## Stated goal
Retype the complete listing exactly as it appears.

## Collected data

** START **

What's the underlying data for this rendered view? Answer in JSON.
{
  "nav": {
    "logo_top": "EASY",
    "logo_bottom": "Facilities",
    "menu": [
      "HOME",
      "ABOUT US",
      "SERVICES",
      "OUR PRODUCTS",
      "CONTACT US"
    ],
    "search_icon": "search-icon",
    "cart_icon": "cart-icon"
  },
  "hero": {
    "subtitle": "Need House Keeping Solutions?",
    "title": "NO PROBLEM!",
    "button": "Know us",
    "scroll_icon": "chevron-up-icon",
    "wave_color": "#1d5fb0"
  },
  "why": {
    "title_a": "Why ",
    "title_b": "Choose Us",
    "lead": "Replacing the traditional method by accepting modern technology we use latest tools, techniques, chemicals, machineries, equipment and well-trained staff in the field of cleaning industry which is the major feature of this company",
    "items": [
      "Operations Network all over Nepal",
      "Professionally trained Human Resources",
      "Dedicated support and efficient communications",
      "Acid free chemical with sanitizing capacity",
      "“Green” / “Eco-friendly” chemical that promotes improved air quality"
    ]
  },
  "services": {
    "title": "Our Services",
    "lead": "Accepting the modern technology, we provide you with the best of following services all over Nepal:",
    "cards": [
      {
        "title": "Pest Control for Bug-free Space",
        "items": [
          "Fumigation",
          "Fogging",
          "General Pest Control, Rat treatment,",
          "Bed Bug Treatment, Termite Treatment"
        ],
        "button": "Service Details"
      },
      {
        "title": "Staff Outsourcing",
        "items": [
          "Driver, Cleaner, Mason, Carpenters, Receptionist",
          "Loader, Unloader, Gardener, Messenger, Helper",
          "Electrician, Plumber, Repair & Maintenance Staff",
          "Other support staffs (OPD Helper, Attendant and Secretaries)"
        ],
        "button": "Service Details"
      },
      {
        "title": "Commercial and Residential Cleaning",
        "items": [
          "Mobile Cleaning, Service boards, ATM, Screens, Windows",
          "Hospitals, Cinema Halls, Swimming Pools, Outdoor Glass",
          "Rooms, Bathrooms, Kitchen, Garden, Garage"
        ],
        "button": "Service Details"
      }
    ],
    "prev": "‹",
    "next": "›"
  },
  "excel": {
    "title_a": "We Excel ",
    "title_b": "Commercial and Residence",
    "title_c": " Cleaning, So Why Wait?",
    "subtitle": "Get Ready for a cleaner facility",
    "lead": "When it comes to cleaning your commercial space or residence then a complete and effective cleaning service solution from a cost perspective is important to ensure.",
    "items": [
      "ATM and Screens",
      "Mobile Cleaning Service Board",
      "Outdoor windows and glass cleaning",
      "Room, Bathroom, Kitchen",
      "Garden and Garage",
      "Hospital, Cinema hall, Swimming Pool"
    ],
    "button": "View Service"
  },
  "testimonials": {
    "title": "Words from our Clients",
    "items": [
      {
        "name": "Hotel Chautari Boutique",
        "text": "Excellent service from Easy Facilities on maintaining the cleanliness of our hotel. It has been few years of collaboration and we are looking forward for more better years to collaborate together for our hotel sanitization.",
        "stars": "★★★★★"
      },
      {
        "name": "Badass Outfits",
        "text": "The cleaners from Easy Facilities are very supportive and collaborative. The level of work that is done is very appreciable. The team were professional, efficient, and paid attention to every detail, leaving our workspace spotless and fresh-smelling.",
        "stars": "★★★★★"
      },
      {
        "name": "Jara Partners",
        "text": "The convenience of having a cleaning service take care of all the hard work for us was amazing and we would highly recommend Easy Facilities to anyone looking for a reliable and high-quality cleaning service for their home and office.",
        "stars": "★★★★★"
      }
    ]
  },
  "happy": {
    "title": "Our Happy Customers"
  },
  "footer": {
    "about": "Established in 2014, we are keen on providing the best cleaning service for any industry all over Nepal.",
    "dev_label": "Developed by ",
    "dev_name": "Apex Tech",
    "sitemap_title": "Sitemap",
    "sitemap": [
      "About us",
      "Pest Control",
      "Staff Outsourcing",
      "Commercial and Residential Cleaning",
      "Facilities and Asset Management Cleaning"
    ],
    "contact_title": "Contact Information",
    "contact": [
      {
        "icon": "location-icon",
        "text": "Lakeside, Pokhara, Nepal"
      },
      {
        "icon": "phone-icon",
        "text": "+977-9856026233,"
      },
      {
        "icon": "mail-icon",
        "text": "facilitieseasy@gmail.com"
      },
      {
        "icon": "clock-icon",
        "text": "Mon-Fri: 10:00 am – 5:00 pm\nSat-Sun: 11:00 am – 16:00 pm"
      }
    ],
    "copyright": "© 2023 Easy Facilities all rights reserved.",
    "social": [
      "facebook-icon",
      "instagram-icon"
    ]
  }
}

** END **

## Right answer
What's the underlying data for this rendered view? Answer in JSON.
{
  "nav": {
    "logo_top": "EASY",
    "logo_bottom": "Facilities",
    "menu": [
      "HOME",
      "ABOUT US",
      "SERVICES",
      "OUR PRODUCTS",
      "CONTACT US"
    ],
    "search_icon": "search-icon",
    "cart_icon": "cart-icon"
  },
  "hero": {
    "subtitle": "Need House Keeping Solutions?",
    "title": "NO PROBLEM!",
    "button": "Know us",
    "scroll_icon": "chevron-up-icon",
    "wave_color": "#1d5fb0"
  },
  "why": {
    "title_a": "Why ",
    "title_b": "Choose Us",
    "lead": "Replacing the traditional method by accepting modern technology we use latest tools, techniques, chemicals, machineries, equipment and well-trained staff in the field of cleaning industry which is the major feature of this company",
    "items": [
      "Operations Network all over Nepal",
      "Professionally trained Human Resources",
      "Dedicated support and efficient communications",
      "Acid free chemical with sanitizing capacity",
      "“Green” / “Eco-friendly” chemical that promotes improved air quality"
    ]
  },
  "services": {
    "title": "Our Services",
    "lead": "Accepting the modern technology, we provide you with the best of following services all over Nepal:",
    "cards": [
      {
        "title": "Pest Control for Bug-free Space",
        "items": [
          "Fumigation",
          "Fogging",
          "General Pest Control, Rat treatment,",
          "Bed Bug Treatment, Termite Treatment"
        ],
        "button": "Service Details"
      },
      {
        "title": "Staff Outsourcing",
        "items": [
          "Driver, Cleaner, Mason, Carpenters, Receptionist",
          "Loader, Unloader, Gardener, Messenger, Helper",
          "Electrician, Plumber, Repair & Maintenance Staff",
          "Other support staffs (OPD Helper, Attendant and Secretaries)"
        ],
        "button": "Service Details"
      },
      {
        "title": "Commercial and Residential Cleaning",
        "items": [
          "Mobile Cleaning, Service boards, ATM, Screens, Windows",
          "Hospitals, Cinema Halls, Swimming Pools, Outdoor Glass",
          "Rooms, Bathrooms, Kitchen, Garden, Garage"
        ],
        "button": "Service Details"
      }
    ],
    "prev": "‹",
    "next": "›"
  },
  "excel": {
    "title_a": "We Excel ",
    "title_b": "Commercial and Residence",
    "title_c": " Cleaning, So Why Wait?",
    "subtitle": "Get Ready for a cleaner facility",
    "lead": "When it comes to cleaning your commercial space or residence then a complete and effective cleaning service solution from a cost perspective is important to ensure.",
    "items": [
      "ATM and Screens",
      "Mobile Cleaning Service Board",
      "Outdoor windows and glass cleaning",
      "Room, Bathroom, Kitchen",
      "Garden and Garage",
      "Hospital, Cinema hall, Swimming Pool"
    ],
    "button": "View Service"
  },
  "testimonials": {
    "title": "Words from our Clients",
    "items": [
      {
        "name": "Hotel Chautari Boutique",
        "text": "Excellent service from Easy Facilities on maintaining the cleanliness of our hotel. It has been few years of collaboration and we are looking forward for more better years to collaborate together for our hotel sanitization.",
        "stars": "★★★★★"
      },
      {
        "name": "Badass Outfits",
        "text": "The cleaners from Easy Facilities are very supportive and collaborative. The level of work that is done is very appreciable. The team were professional, efficient, and paid attention to every detail, leaving our workspace spotless and fresh-smelling.",
        "stars": "★★★★★"
      },
      {
        "name": "Jara Partners",
        "text": "The convenience of having a cleaning service take care of all the hard work for us was amazing and we would highly recommend Easy Facilities to anyone looking for a reliable and high-quality cleaning service for their home and office.",
        "stars": "★★★★★"
      }
    ]
  },
  "happy": {
    "title": "Our Happy Customers"
  },
  "footer": {
    "about": "Established in 2014, we are keen on providing the best cleaning service for any industry all over Nepal.",
    "dev_label": "Developed by ",
    "dev_name": "Apex Tech",
    "sitemap_title": "Sitemap",
    "sitemap": [
      "About us",
      "Pest Control",
      "Staff Outsourcing",
      "Commercial and Residential Cleaning",
      "Facilities and Asset Management Cleaning"
    ],
    "contact_title": "Contact Information",
    "contact": [
      {
        "icon": "location-icon",
        "text": "Lakeside, Pokhara, Nepal"
      },
      {
        "icon": "phone-icon",
        "text": "+977-9856026233,"
      },
      {
        "icon": "mail-icon",
        "text": "facilitieseasy@gmail.com"
      },
      {
        "icon": "clock-icon",
        "text": "Mon-Fri: 10:00 am – 5:00 pm\nSat-Sun: 11:00 am – 16:00 pm"
      }
    ],
    "copyright": "© 2023 Easy Facilities all rights reserved.",
    "social": [
      "facebook-icon",
      "instagram-icon"
    ]
  }
}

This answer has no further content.